[Supplied data start]
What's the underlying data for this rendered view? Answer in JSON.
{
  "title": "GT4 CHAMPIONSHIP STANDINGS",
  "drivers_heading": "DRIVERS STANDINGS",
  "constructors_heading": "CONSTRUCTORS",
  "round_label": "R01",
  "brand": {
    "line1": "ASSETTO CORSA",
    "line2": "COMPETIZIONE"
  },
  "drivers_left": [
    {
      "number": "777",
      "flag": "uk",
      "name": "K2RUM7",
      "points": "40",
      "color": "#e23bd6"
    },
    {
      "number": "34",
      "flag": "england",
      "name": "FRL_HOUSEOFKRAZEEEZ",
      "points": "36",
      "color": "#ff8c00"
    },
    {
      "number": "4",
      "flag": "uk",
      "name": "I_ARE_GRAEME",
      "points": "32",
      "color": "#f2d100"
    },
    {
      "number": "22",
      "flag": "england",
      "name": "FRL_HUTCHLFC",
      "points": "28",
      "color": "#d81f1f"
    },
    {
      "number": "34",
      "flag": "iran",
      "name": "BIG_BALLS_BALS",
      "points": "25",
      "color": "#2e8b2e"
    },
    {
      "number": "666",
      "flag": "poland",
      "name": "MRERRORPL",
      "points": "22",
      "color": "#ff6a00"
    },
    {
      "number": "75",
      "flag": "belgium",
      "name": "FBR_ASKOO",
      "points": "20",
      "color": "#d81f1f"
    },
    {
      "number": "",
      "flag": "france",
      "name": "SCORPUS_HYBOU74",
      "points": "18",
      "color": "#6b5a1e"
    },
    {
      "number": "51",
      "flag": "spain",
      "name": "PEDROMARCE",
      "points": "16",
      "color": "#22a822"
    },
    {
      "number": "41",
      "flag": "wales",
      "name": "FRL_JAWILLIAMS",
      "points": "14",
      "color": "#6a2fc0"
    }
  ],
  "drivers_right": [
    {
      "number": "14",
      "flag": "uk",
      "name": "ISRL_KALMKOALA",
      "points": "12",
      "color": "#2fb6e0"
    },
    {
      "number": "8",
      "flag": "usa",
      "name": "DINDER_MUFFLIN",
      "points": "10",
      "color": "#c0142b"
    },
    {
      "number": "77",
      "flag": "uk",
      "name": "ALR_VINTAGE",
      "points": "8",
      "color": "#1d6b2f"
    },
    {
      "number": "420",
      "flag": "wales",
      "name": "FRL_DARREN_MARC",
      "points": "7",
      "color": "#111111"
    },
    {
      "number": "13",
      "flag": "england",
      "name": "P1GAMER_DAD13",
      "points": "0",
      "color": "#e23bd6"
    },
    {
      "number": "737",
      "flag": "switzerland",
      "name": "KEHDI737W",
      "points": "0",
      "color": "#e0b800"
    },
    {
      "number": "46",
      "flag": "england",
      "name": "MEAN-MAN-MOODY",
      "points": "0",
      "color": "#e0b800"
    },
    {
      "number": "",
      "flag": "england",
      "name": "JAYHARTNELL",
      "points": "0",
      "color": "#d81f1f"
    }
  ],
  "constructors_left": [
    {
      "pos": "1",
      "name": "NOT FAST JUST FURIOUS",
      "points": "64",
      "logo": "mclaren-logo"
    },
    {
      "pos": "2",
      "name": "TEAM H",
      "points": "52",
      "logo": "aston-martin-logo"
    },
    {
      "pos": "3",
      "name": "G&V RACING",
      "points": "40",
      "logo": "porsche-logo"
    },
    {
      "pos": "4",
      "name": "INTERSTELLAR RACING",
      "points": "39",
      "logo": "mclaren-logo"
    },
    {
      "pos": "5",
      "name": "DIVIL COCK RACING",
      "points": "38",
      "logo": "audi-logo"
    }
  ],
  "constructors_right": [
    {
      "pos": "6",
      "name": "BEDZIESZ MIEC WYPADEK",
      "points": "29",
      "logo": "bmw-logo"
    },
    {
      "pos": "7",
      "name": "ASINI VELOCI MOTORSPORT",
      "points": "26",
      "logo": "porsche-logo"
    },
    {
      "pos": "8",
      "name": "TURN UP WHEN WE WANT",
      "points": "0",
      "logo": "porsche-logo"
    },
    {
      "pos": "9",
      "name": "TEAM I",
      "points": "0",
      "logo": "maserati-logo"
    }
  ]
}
[Supplied data end]
- Exercise requirements -
Select and copy every line of the listing with the word "STANDINGS".

- Solution to the problem -
  "title": "GT4 CHAMPIONSHIP STANDINGS",
  "drivers_heading": "DRIVERS STANDINGS",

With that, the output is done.